* _Your objective_:
Determine how many lines in the data below contain "SkewT" and write only that number.

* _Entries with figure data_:
##########

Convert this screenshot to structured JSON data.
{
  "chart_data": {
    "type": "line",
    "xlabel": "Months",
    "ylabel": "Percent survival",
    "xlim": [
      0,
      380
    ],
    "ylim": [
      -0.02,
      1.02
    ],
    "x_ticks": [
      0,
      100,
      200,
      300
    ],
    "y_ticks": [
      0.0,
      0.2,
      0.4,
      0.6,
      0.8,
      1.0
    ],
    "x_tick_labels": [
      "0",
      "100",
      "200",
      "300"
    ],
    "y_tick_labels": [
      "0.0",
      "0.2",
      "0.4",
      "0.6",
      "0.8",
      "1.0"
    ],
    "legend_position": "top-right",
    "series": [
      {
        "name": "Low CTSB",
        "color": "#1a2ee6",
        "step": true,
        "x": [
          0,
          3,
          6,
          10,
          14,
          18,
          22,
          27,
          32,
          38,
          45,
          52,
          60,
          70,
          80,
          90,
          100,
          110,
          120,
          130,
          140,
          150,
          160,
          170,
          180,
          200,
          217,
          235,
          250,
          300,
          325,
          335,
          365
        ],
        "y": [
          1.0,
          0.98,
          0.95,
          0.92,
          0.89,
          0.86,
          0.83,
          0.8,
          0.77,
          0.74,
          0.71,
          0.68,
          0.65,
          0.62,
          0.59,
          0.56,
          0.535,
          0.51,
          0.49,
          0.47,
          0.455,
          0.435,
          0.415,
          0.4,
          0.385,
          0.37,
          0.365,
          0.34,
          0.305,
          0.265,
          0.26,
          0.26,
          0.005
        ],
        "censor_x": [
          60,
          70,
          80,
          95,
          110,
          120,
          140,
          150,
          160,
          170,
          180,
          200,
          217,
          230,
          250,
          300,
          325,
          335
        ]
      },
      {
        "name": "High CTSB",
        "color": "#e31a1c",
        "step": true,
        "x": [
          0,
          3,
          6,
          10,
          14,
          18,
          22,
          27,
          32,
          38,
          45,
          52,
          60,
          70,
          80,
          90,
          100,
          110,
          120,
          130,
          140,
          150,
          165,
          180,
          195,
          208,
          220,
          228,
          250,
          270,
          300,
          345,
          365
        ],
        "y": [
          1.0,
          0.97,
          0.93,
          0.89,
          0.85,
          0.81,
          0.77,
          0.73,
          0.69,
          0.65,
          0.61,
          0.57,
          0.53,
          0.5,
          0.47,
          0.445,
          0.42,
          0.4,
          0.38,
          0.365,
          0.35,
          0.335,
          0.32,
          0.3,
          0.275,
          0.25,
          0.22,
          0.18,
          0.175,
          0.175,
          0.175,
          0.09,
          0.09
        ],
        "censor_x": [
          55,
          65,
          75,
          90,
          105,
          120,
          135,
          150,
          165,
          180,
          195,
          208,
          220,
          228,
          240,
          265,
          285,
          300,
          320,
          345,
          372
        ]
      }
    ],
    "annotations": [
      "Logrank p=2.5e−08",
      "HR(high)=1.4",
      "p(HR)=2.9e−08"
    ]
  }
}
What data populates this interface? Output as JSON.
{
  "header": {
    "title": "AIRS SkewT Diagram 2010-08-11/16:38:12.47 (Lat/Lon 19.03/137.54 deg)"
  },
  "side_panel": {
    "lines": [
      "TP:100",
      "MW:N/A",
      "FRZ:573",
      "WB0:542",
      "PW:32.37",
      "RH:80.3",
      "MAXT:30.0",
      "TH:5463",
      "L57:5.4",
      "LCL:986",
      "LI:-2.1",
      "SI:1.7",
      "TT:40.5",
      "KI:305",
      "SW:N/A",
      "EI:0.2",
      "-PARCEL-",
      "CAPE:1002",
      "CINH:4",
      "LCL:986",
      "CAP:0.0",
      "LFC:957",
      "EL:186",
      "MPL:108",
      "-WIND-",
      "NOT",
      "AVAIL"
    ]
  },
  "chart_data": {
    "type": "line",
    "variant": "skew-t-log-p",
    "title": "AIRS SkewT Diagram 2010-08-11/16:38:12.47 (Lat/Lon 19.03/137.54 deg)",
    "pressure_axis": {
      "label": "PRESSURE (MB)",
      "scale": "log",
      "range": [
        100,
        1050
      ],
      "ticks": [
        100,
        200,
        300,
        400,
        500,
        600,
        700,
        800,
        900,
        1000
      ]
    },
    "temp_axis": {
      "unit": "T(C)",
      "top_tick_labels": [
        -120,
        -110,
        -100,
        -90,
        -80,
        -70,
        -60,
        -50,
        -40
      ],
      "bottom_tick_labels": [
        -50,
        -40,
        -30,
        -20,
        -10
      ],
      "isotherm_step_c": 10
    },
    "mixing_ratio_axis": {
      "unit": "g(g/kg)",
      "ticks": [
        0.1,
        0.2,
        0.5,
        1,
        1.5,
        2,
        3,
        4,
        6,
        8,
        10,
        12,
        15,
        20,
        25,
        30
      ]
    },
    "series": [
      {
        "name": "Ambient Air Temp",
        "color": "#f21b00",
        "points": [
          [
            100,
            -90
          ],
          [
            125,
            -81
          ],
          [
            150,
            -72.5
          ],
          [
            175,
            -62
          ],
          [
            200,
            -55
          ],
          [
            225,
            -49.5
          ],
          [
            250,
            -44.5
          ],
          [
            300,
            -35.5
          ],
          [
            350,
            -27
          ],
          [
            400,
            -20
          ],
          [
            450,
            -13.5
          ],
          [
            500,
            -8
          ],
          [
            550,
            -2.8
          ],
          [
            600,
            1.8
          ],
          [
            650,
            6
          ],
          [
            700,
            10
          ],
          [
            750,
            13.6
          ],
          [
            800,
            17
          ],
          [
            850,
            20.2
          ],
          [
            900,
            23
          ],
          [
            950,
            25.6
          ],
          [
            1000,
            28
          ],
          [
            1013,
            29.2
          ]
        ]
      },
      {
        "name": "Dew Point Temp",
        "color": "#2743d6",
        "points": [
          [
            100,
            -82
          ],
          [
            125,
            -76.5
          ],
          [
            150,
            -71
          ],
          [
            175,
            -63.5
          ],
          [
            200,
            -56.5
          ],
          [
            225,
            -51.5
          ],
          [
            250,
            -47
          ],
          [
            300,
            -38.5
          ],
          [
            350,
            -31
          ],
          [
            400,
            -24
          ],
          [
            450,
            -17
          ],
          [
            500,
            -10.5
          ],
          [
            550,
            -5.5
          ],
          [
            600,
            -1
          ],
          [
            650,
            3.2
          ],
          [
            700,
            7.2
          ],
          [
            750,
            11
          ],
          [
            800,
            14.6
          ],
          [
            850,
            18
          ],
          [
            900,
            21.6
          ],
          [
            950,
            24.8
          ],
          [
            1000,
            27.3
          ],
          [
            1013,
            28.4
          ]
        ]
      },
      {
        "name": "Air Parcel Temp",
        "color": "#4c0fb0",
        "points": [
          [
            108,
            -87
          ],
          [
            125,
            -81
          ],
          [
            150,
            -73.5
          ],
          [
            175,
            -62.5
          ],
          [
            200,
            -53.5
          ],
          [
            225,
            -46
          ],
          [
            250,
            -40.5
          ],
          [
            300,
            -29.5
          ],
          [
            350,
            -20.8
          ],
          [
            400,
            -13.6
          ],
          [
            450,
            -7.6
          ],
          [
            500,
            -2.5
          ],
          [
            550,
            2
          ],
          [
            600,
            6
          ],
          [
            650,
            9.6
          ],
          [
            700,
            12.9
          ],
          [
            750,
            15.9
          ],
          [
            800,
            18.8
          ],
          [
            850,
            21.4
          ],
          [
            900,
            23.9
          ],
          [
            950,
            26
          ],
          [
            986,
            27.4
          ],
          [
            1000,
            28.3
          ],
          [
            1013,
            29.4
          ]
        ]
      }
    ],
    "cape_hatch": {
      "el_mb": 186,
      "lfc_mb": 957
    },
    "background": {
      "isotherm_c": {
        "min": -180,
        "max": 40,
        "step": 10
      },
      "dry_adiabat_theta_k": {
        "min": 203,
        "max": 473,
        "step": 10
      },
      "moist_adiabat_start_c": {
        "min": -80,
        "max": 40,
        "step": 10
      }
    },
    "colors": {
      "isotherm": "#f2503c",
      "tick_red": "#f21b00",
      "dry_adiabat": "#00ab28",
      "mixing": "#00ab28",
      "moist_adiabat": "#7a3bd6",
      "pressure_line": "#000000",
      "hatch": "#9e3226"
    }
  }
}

##########

* _Exercise answer_:
2